> [What you are asked to do]: What is the number of lines in these entries that contain "title"? State it alone.

> [Records for this exercise]:
━━━━━━━━━━━━━━━━━━━━

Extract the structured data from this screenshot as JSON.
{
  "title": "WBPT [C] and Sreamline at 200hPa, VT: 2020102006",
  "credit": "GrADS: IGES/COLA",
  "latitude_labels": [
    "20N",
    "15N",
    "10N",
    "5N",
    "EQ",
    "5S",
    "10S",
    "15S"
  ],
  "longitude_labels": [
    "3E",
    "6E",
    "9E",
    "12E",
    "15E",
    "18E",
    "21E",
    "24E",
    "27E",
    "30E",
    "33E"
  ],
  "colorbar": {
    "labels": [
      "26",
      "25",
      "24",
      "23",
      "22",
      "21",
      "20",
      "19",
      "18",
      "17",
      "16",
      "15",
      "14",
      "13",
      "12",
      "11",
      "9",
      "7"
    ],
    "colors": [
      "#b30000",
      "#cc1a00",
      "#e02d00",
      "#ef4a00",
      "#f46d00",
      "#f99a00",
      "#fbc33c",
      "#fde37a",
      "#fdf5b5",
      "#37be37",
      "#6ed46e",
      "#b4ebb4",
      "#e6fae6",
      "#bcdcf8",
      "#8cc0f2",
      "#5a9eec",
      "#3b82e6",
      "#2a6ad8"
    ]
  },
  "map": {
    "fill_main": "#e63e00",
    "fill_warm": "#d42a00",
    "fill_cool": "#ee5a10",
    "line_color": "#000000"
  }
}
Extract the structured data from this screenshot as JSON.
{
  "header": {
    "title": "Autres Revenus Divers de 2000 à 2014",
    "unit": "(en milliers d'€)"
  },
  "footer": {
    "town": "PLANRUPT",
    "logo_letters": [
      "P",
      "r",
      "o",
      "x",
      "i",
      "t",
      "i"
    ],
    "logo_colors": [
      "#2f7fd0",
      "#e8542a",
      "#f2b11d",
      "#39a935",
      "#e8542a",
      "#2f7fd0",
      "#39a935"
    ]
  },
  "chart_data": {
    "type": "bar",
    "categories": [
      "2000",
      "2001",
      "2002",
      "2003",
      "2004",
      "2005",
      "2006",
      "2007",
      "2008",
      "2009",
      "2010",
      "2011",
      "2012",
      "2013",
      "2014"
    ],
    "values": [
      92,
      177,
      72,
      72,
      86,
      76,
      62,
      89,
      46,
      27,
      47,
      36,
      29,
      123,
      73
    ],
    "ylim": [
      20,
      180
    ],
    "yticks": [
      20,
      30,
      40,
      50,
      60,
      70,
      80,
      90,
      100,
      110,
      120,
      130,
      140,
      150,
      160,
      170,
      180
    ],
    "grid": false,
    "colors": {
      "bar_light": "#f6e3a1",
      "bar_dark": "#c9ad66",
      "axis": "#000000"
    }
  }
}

━━━━━━━━━━━━━━━━━━━━

> [Output for this exercise]: 2